:: Stated problem ::
Search the data for the string "artifact" and gather each line it is in.
--- Begin Source data ---
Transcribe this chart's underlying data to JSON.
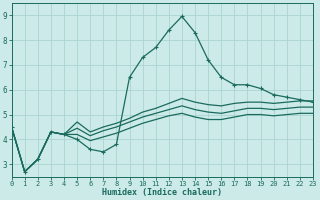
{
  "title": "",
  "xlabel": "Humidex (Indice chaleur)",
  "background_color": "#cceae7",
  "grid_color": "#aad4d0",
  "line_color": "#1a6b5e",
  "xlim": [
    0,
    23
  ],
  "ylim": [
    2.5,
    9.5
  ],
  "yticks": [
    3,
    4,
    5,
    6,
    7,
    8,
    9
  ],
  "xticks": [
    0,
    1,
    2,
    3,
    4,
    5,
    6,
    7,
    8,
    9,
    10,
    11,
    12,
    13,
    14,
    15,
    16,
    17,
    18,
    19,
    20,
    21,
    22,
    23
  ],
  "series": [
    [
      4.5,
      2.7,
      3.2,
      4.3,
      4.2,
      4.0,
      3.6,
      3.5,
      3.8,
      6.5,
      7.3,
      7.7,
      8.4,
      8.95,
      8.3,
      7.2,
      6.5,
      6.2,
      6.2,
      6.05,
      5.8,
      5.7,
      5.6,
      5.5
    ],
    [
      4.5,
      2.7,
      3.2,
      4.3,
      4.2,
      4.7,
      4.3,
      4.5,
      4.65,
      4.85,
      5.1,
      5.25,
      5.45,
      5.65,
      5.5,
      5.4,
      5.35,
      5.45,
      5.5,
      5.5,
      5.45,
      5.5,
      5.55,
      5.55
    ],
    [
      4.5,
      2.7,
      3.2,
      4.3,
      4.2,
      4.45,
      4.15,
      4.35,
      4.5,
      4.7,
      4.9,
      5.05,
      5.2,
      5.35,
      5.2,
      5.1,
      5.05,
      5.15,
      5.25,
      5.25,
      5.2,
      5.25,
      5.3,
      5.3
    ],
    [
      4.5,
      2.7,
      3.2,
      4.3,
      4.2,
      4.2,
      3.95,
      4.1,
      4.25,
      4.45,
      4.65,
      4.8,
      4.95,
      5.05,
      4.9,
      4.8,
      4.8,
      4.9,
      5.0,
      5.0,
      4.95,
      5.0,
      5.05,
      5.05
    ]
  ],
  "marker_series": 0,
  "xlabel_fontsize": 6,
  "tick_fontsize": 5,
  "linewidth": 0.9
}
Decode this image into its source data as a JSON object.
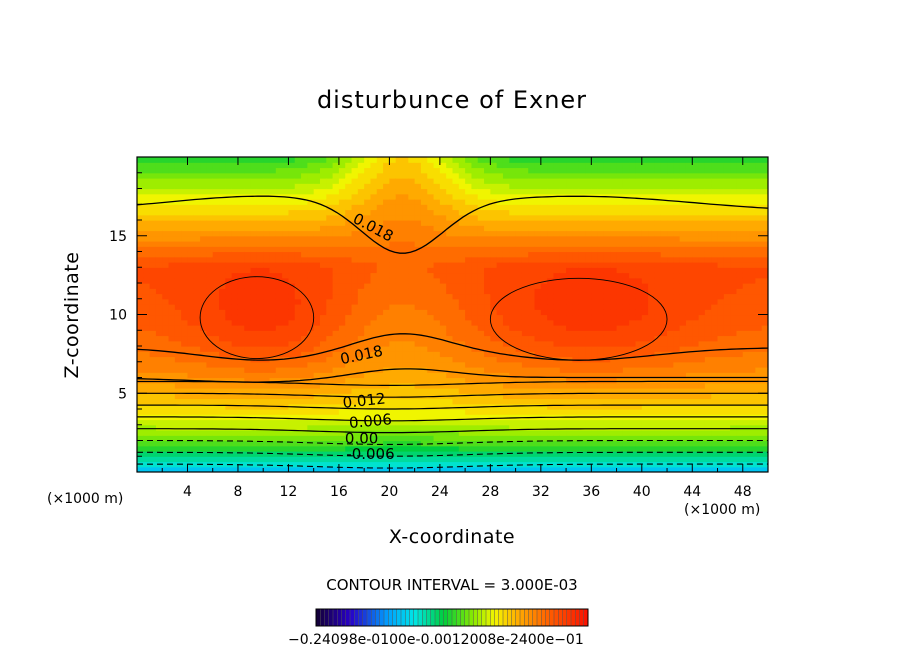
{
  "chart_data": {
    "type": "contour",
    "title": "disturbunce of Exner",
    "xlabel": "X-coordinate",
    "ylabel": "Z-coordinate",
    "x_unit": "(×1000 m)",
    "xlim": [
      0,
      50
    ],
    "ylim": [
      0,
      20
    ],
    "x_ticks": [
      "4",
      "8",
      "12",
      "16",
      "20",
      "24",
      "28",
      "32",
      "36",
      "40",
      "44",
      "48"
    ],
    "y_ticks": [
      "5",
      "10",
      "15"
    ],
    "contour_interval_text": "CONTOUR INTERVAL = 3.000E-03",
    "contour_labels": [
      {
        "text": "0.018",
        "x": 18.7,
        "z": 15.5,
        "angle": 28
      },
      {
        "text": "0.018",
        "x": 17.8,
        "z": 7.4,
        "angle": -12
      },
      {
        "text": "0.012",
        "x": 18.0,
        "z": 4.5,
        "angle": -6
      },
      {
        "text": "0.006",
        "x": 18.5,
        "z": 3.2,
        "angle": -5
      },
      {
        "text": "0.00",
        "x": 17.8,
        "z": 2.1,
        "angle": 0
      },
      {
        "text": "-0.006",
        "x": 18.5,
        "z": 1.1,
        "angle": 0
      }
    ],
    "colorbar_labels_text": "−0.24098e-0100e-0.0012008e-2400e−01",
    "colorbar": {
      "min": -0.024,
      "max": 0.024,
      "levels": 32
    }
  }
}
--- End Source data ---
--- Begin Source data ---
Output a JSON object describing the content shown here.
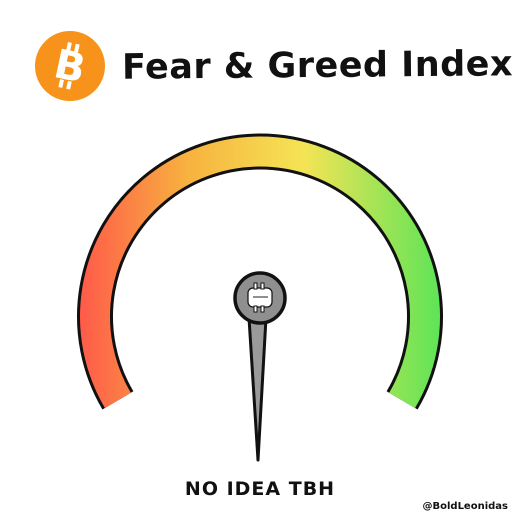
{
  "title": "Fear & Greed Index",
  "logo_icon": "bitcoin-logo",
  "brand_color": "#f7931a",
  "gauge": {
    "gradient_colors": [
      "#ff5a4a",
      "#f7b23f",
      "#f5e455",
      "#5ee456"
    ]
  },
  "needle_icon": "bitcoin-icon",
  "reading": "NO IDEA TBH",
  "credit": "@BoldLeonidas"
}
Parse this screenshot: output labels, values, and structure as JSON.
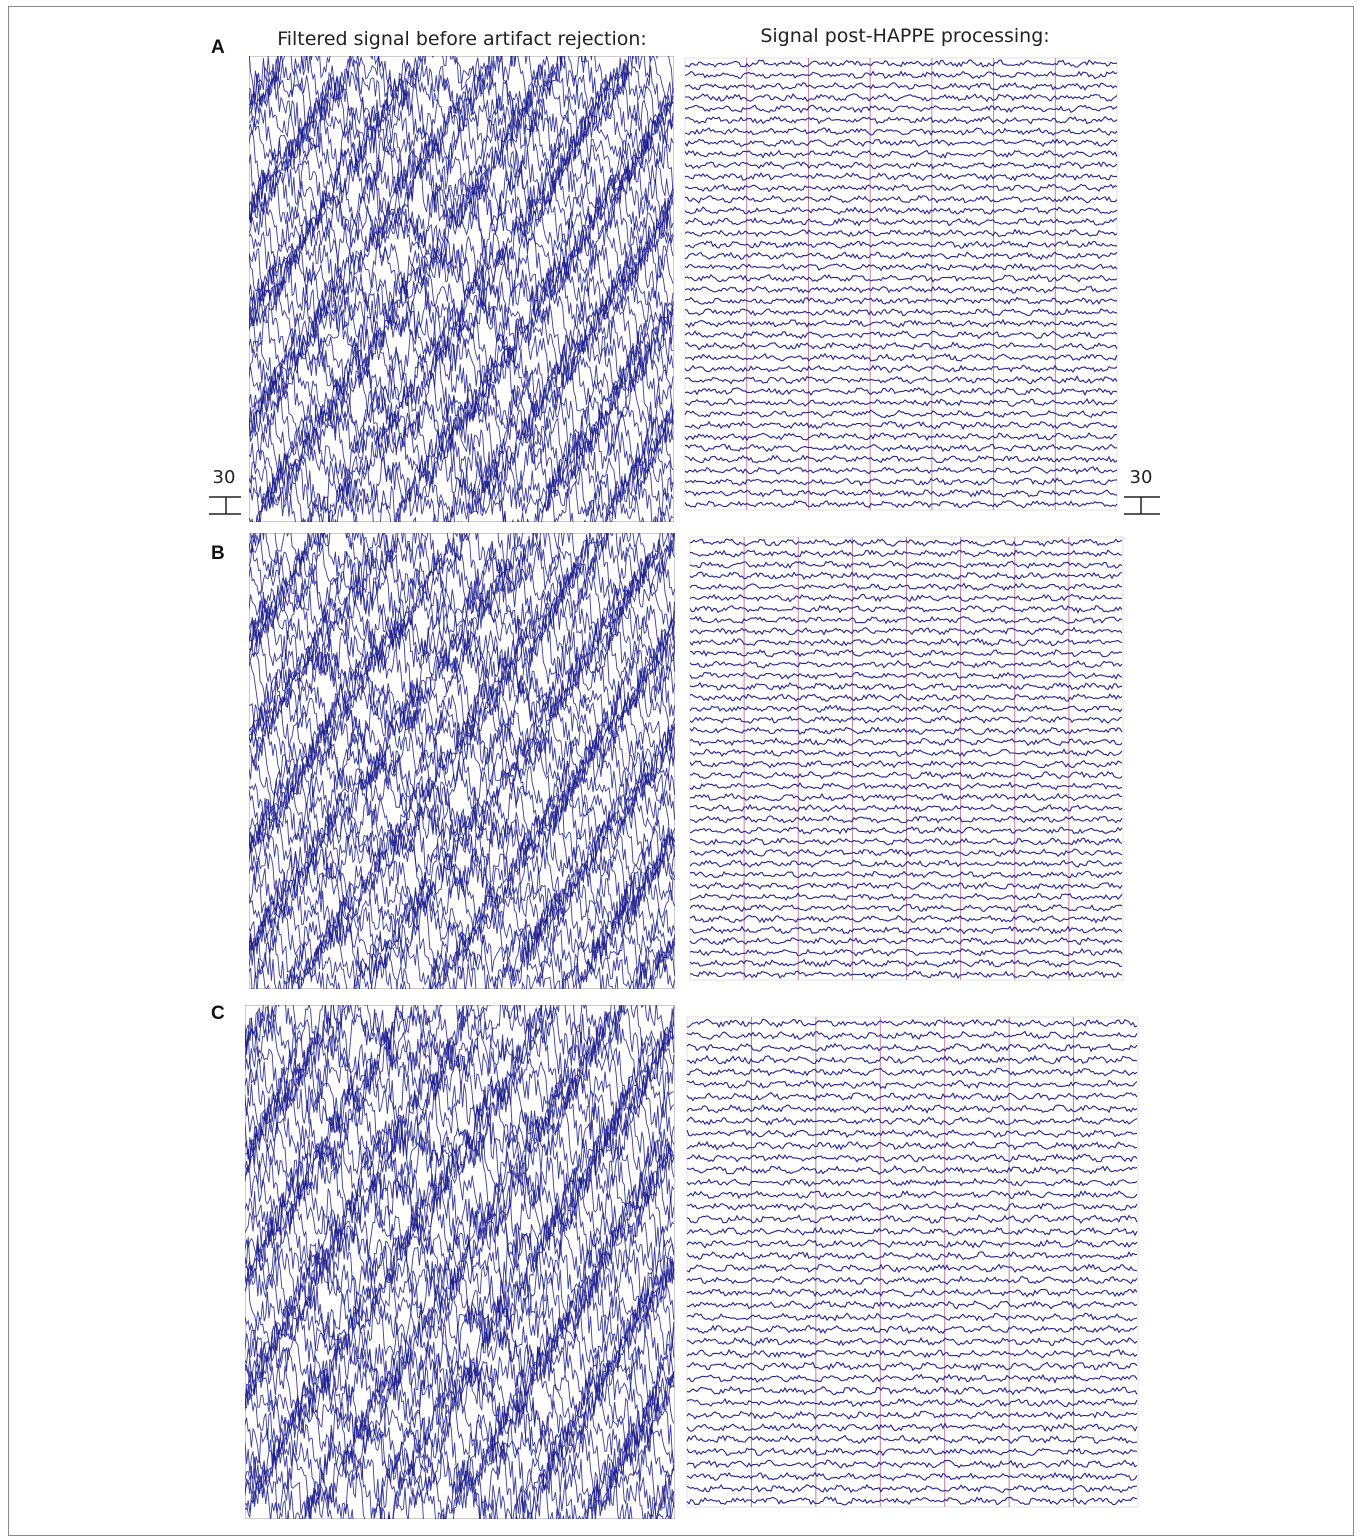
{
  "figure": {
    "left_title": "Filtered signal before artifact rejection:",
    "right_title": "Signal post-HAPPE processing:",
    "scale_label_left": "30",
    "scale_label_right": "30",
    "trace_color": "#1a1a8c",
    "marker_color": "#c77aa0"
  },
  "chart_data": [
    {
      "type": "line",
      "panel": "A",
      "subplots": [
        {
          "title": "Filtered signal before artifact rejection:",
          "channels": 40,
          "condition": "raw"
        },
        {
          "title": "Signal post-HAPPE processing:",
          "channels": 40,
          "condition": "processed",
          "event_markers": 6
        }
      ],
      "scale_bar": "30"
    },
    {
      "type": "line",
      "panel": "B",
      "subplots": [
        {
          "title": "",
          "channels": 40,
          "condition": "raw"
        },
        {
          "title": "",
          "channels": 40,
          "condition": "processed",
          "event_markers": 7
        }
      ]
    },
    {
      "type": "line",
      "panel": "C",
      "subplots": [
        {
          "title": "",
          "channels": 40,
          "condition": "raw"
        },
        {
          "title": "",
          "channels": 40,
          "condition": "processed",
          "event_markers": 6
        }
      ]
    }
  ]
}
--- End Source data ---
--- Begin Source data ---
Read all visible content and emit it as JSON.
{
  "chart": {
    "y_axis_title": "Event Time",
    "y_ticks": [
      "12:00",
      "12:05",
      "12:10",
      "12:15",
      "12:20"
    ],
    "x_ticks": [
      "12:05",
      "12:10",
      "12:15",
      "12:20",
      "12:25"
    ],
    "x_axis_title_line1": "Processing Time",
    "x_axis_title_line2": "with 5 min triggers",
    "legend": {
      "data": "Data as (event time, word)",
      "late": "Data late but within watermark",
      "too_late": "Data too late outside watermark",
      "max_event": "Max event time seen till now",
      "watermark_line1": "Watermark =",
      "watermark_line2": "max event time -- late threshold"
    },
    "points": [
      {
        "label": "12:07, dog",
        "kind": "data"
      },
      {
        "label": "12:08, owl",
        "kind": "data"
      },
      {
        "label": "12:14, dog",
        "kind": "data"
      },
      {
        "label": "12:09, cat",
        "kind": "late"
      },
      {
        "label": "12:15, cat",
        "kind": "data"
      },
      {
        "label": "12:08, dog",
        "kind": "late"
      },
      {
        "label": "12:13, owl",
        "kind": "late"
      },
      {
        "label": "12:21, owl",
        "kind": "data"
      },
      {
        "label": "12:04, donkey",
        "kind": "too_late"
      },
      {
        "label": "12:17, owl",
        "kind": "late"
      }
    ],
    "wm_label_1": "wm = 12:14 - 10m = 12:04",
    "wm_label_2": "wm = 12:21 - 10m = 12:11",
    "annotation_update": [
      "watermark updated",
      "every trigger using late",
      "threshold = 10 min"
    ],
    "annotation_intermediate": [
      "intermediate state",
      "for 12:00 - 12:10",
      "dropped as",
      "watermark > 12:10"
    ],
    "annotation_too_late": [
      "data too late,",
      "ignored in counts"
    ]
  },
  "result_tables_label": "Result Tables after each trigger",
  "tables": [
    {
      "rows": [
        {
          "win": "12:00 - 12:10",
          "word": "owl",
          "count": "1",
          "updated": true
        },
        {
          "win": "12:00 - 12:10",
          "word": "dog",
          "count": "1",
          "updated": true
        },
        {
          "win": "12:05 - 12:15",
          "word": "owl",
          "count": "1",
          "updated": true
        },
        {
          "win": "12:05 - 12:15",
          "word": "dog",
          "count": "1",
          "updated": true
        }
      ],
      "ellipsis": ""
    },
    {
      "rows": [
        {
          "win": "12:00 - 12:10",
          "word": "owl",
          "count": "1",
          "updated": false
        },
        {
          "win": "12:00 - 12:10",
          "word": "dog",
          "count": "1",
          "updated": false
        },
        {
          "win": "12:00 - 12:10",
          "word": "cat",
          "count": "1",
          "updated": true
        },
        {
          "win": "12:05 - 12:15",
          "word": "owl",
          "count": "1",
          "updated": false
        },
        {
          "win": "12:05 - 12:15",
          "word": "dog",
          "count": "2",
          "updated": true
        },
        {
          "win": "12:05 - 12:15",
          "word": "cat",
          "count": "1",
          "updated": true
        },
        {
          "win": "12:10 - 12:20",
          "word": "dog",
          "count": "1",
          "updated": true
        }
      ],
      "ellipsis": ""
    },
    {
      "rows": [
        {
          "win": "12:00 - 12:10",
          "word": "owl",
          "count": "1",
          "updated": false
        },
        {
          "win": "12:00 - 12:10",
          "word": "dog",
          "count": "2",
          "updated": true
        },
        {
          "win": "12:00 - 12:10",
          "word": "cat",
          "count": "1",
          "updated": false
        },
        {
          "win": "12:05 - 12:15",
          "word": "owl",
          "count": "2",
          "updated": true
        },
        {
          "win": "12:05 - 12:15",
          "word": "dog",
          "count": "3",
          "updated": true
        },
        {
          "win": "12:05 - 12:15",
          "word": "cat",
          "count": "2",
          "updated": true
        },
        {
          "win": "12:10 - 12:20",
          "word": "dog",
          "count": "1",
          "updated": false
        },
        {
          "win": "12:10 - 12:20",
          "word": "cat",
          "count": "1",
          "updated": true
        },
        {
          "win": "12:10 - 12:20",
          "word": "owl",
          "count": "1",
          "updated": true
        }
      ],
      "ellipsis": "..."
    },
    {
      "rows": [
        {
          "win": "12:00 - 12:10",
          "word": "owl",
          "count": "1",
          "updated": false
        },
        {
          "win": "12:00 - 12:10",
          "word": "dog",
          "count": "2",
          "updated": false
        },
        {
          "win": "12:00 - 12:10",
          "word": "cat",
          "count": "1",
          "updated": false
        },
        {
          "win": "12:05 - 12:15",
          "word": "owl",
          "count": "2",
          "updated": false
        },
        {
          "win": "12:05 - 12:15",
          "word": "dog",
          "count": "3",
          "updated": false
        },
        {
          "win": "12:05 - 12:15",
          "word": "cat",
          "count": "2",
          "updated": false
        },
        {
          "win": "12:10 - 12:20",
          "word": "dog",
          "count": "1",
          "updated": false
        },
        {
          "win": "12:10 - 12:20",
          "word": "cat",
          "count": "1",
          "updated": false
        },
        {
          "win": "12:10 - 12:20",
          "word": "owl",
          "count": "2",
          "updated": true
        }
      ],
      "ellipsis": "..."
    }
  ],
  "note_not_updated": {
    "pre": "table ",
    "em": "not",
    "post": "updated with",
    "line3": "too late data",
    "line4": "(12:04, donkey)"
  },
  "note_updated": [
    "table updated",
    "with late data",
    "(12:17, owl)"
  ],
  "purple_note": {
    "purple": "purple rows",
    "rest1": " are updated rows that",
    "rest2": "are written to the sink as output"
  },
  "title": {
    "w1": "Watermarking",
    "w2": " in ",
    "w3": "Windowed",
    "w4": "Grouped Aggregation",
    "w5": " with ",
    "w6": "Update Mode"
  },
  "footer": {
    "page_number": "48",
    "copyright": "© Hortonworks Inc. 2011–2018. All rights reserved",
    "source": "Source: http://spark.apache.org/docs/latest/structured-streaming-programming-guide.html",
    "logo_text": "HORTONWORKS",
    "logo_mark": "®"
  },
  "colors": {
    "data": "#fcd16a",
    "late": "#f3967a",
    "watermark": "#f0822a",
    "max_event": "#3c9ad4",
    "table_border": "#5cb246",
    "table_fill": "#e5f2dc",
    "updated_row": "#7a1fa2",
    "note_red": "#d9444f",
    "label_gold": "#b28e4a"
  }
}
--- End Source data ---
:: Response ::
    "left_title": "Filtered signal before artifact rejection:",
          "title": "Filtered signal before artifact rejection:",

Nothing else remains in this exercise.